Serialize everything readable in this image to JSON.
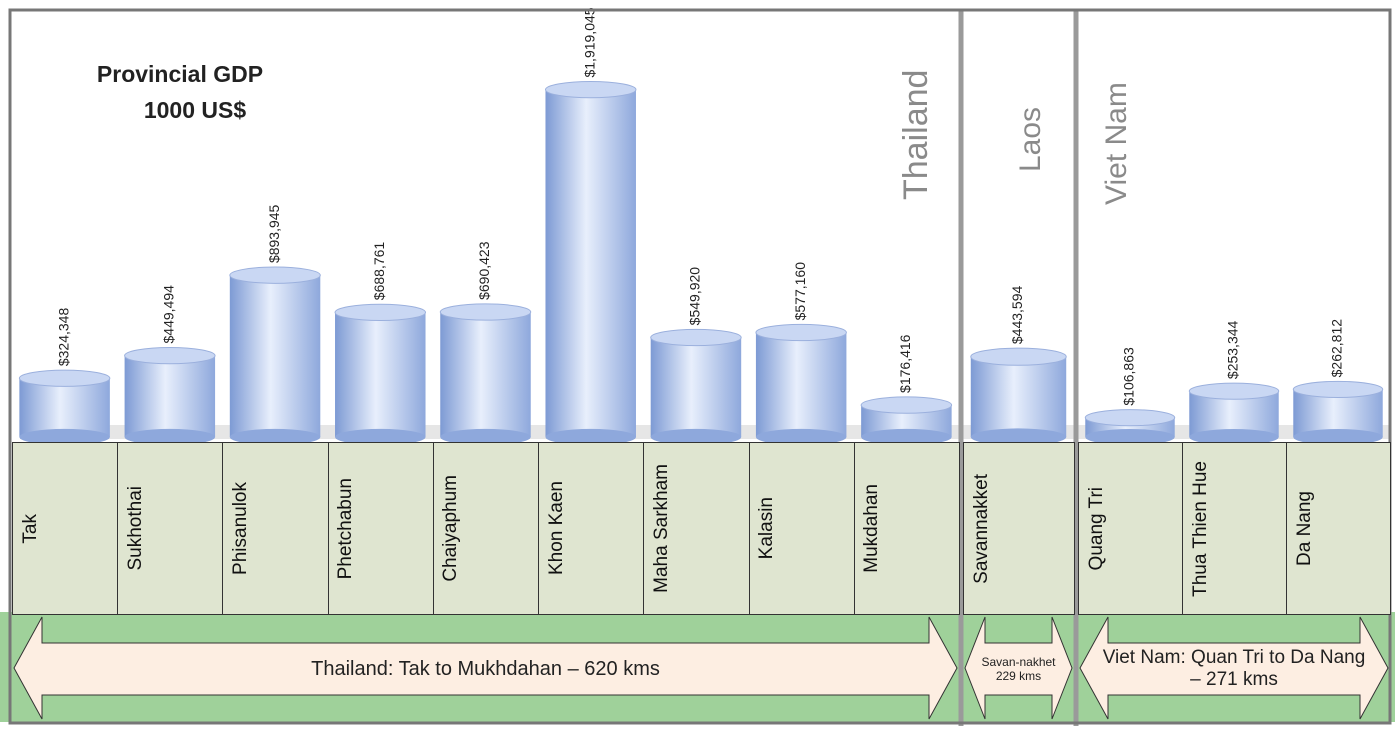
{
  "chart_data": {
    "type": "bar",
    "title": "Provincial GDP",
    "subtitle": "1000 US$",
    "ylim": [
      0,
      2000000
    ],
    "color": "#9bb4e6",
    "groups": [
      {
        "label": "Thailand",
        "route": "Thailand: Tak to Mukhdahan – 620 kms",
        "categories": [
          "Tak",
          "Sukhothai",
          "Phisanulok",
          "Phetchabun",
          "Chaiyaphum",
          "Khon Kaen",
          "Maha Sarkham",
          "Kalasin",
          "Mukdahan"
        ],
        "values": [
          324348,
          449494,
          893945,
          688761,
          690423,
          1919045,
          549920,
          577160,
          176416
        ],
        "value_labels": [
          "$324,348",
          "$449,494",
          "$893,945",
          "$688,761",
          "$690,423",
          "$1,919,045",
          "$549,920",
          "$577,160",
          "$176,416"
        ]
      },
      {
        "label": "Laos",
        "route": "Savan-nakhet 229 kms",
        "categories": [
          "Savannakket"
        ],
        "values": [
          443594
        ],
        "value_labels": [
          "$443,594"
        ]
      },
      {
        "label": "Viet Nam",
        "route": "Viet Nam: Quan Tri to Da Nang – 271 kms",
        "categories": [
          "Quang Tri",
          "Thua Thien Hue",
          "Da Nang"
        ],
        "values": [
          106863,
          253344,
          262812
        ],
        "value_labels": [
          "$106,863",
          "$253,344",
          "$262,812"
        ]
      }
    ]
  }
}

☆ ☆ ☆ ☆

**EXERCISE**
Go through the listing above and write it out again exactly, dropping the pictures.

**EXERCISE SOLUTION**
Serialize everything readable in this image to JSON.
{
  "chart_data": {
    "type": "bar",
    "title": "Provincial GDP",
    "subtitle": "1000 US$",
    "ylim": [
      0,
      2000000
    ],
    "color": "#9bb4e6",
    "groups": [
      {
        "label": "Thailand",
        "route": "Thailand: Tak to Mukhdahan – 620 kms",
        "categories": [
          "Tak",
          "Sukhothai",
          "Phisanulok",
          "Phetchabun",
          "Chaiyaphum",
          "Khon Kaen",
          "Maha Sarkham",
          "Kalasin",
          "Mukdahan"
        ],
        "values": [
          324348,
          449494,
          893945,
          688761,
          690423,
          1919045,
          549920,
          577160,
          176416
        ],
        "value_labels": [
          "$324,348",
          "$449,494",
          "$893,945",
          "$688,761",
          "$690,423",
          "$1,919,045",
          "$549,920",
          "$577,160",
          "$176,416"
        ]
      },
      {
        "label": "Laos",
        "route": "Savan-nakhet 229 kms",
        "categories": [
          "Savannakket"
        ],
        "values": [
          443594
        ],
        "value_labels": [
          "$443,594"
        ]
      },
      {
        "label": "Viet Nam",
        "route": "Viet Nam: Quan Tri to Da Nang – 271 kms",
        "categories": [
          "Quang Tri",
          "Thua Thien Hue",
          "Da Nang"
        ],
        "values": [
          106863,
          253344,
          262812
        ],
        "value_labels": [
          "$106,863",
          "$253,344",
          "$262,812"
        ]
      }
    ]
  }
}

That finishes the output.